(Collected data)
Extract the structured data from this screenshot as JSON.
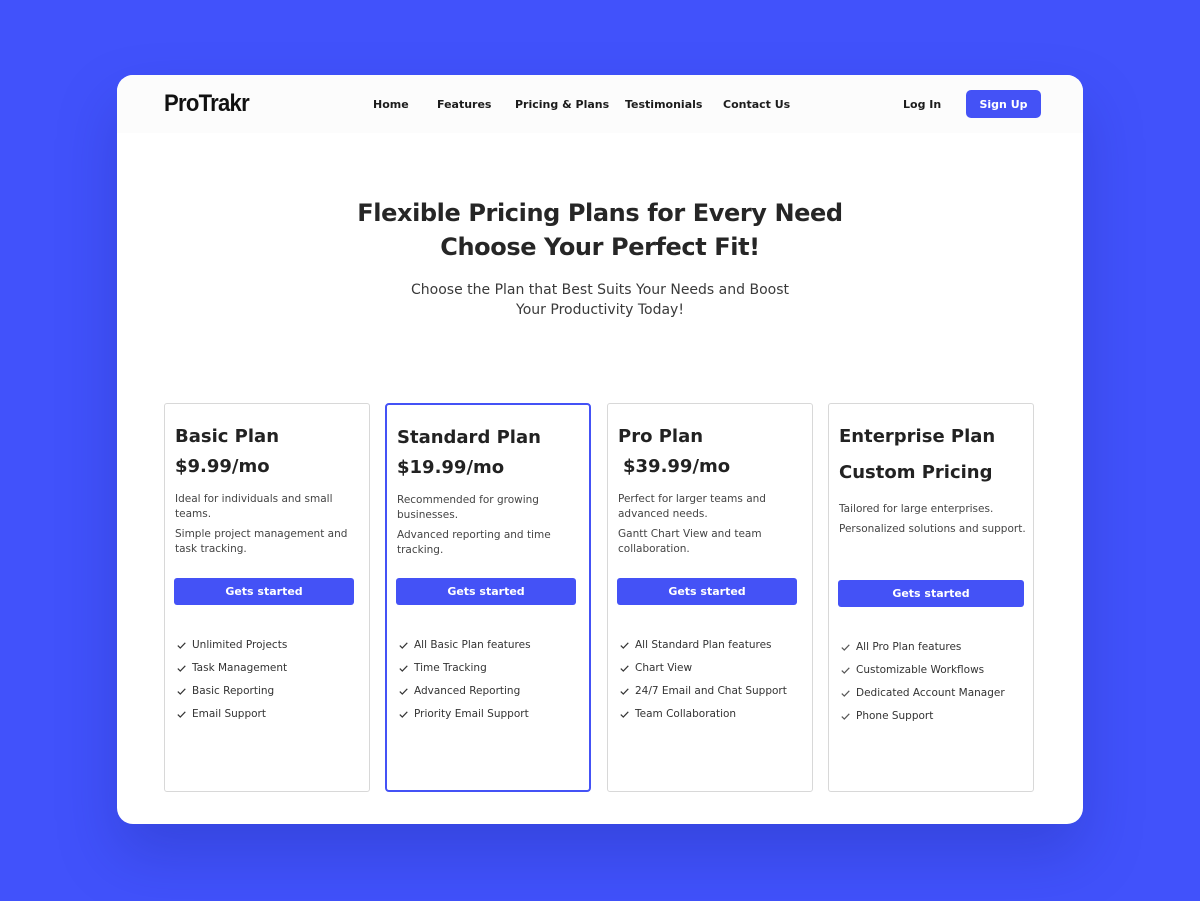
{
  "colors": {
    "background": "#4152fb",
    "accent": "#4452f6",
    "card_featured_border": "#4452f6"
  },
  "navbar": {
    "logo": "ProTrakr",
    "links": [
      "Home",
      "Features",
      "Pricing & Plans",
      "Testimonials",
      "Contact Us"
    ],
    "login_label": "Log In",
    "signup_label": "Sign Up"
  },
  "hero": {
    "title": "Flexible Pricing Plans for Every Need Choose Your Perfect Fit!",
    "subtitle": "Choose the Plan that Best Suits Your Needs and Boost Your Productivity Today!"
  },
  "plans": [
    {
      "name": "Basic Plan",
      "price": "$9.99/mo",
      "descriptions": [
        "Ideal for individuals and small teams.",
        "Simple project management and task tracking."
      ],
      "cta": "Gets started",
      "features": [
        "Unlimited Projects",
        "Task Management",
        "Basic Reporting",
        "Email Support"
      ],
      "featured": false
    },
    {
      "name": "Standard Plan",
      "price": "$19.99/mo",
      "descriptions": [
        "Recommended for growing businesses.",
        "Advanced reporting and time tracking."
      ],
      "cta": "Gets started",
      "features": [
        "All Basic Plan features",
        "Time Tracking",
        "Advanced Reporting",
        "Priority Email Support"
      ],
      "featured": true
    },
    {
      "name": "Pro Plan",
      "price": "$39.99/mo",
      "descriptions": [
        "Perfect for larger teams and advanced needs.",
        "Gantt Chart View and team collaboration."
      ],
      "cta": "Gets started",
      "features": [
        "All Standard Plan features",
        "Chart View",
        "24/7 Email and Chat Support",
        "Team Collaboration"
      ],
      "featured": false
    },
    {
      "name": "Enterprise Plan",
      "price": "Custom Pricing",
      "descriptions": [
        "Tailored for large enterprises.",
        "Personalized solutions and support."
      ],
      "cta": "Gets started",
      "features": [
        "All Pro Plan features",
        "Customizable Workflows",
        "Dedicated Account Manager",
        "Phone Support"
      ],
      "featured": false
    }
  ]
}
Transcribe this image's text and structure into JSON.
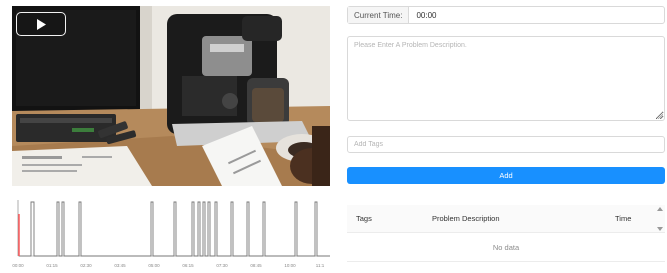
{
  "player": {
    "play_icon": "play-icon"
  },
  "timeline": {
    "tick_labels": [
      "00:00",
      "01:15",
      "02:30",
      "03:45",
      "05:00",
      "06:15",
      "07:30",
      "08:45",
      "10:00",
      "11:1"
    ],
    "playhead_color": "#ff4d4f",
    "trace_color": "#777777"
  },
  "form": {
    "current_time_label": "Current Time:",
    "current_time_value": "00:00",
    "description_placeholder": "Please Enter A Problem Description.",
    "tags_placeholder": "Add Tags",
    "add_label": "Add"
  },
  "table": {
    "columns": [
      "Tags",
      "Problem Description",
      "Time"
    ],
    "empty_text": "No data"
  },
  "colors": {
    "accent": "#1890ff"
  }
}
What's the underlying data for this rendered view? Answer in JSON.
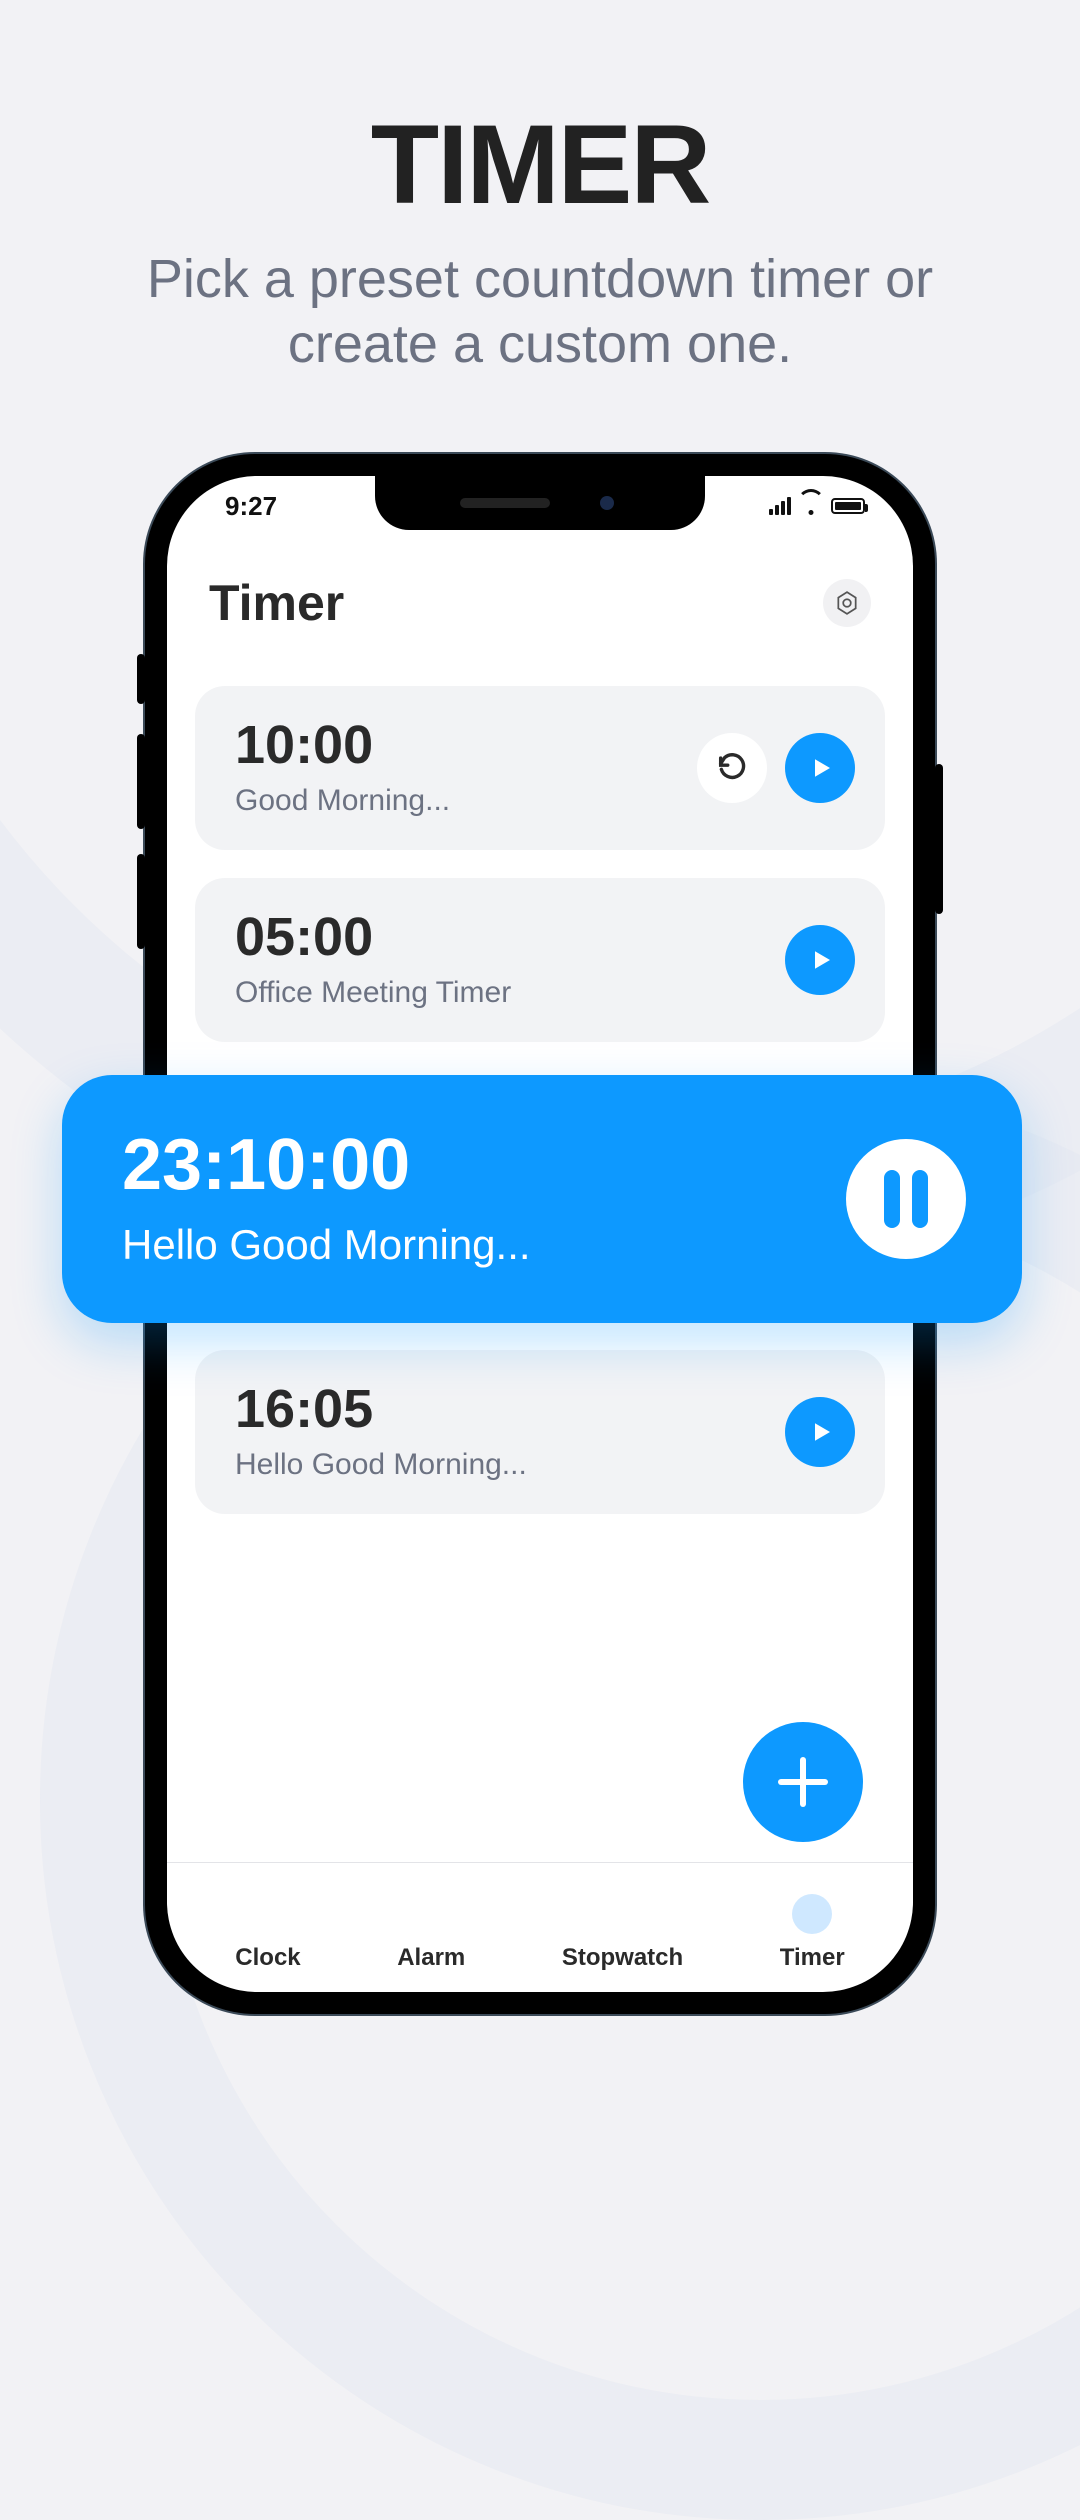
{
  "promo": {
    "title": "TIMER",
    "subtitle": "Pick a preset countdown timer or create a custom one."
  },
  "status": {
    "time": "9:27"
  },
  "header": {
    "title": "Timer"
  },
  "timers": [
    {
      "time": "10:00",
      "label": "Good Morning...",
      "show_reset": true
    },
    {
      "time": "05:00",
      "label": "Office Meeting Timer",
      "show_reset": false
    },
    {
      "time": "16:05",
      "label": "Hello Good Morning...",
      "show_reset": false
    }
  ],
  "active_timer": {
    "time": "23:10:00",
    "label": "Hello Good Morning..."
  },
  "tabs": [
    {
      "label": "Clock"
    },
    {
      "label": "Alarm"
    },
    {
      "label": "Stopwatch"
    },
    {
      "label": "Timer"
    }
  ],
  "colors": {
    "accent": "#0d99ff"
  }
}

Work required
Pictures in the records should not appear in your copy, but everything else must be transcribed exactly.

Completed exercise
Extract the structured data from this screenshot as JSON.
{
  "colors": {
    "background": "#4152fb",
    "accent": "#4452f6",
    "card_featured_border": "#4452f6"
  },
  "navbar": {
    "logo": "ProTrakr",
    "links": [
      "Home",
      "Features",
      "Pricing & Plans",
      "Testimonials",
      "Contact Us"
    ],
    "login_label": "Log In",
    "signup_label": "Sign Up"
  },
  "hero": {
    "title": "Flexible Pricing Plans for Every Need Choose Your Perfect Fit!",
    "subtitle": "Choose the Plan that Best Suits Your Needs and Boost Your Productivity Today!"
  },
  "plans": [
    {
      "name": "Basic Plan",
      "price": "$9.99/mo",
      "descriptions": [
        "Ideal for individuals and small teams.",
        "Simple project management and task tracking."
      ],
      "cta": "Gets started",
      "features": [
        "Unlimited Projects",
        "Task Management",
        "Basic Reporting",
        "Email Support"
      ],
      "featured": false
    },
    {
      "name": "Standard Plan",
      "price": "$19.99/mo",
      "descriptions": [
        "Recommended for growing businesses.",
        "Advanced reporting and time tracking."
      ],
      "cta": "Gets started",
      "features": [
        "All Basic Plan features",
        "Time Tracking",
        "Advanced Reporting",
        "Priority Email Support"
      ],
      "featured": true
    },
    {
      "name": "Pro Plan",
      "price": "$39.99/mo",
      "descriptions": [
        "Perfect for larger teams and advanced needs.",
        "Gantt Chart View and team collaboration."
      ],
      "cta": "Gets started",
      "features": [
        "All Standard Plan features",
        "Chart View",
        "24/7 Email and Chat Support",
        "Team Collaboration"
      ],
      "featured": false
    },
    {
      "name": "Enterprise Plan",
      "price": "Custom Pricing",
      "descriptions": [
        "Tailored for large enterprises.",
        "Personalized solutions and support."
      ],
      "cta": "Gets started",
      "features": [
        "All Pro Plan features",
        "Customizable Workflows",
        "Dedicated Account Manager",
        "Phone Support"
      ],
      "featured": false
    }
  ]
}
Transcribe this image's text and structure into JSON.
{
  "player": {
    "play_icon": "play-icon"
  },
  "timeline": {
    "tick_labels": [
      "00:00",
      "01:15",
      "02:30",
      "03:45",
      "05:00",
      "06:15",
      "07:30",
      "08:45",
      "10:00",
      "11:1"
    ],
    "playhead_color": "#ff4d4f",
    "trace_color": "#777777"
  },
  "form": {
    "current_time_label": "Current Time:",
    "current_time_value": "00:00",
    "description_placeholder": "Please Enter A Problem Description.",
    "tags_placeholder": "Add Tags",
    "add_label": "Add"
  },
  "table": {
    "columns": [
      "Tags",
      "Problem Description",
      "Time"
    ],
    "empty_text": "No data"
  },
  "colors": {
    "accent": "#1890ff"
  }
}
What's the underlying data for this rendered view? Answer in JSON.
{
  "promo": {
    "title": "TIMER",
    "subtitle": "Pick a preset countdown timer or create a custom one."
  },
  "status": {
    "time": "9:27"
  },
  "header": {
    "title": "Timer"
  },
  "timers": [
    {
      "time": "10:00",
      "label": "Good Morning...",
      "show_reset": true
    },
    {
      "time": "05:00",
      "label": "Office Meeting Timer",
      "show_reset": false
    },
    {
      "time": "16:05",
      "label": "Hello Good Morning...",
      "show_reset": false
    }
  ],
  "active_timer": {
    "time": "23:10:00",
    "label": "Hello Good Morning..."
  },
  "tabs": [
    {
      "label": "Clock"
    },
    {
      "label": "Alarm"
    },
    {
      "label": "Stopwatch"
    },
    {
      "label": "Timer"
    }
  ],
  "colors": {
    "accent": "#0d99ff"
  }
}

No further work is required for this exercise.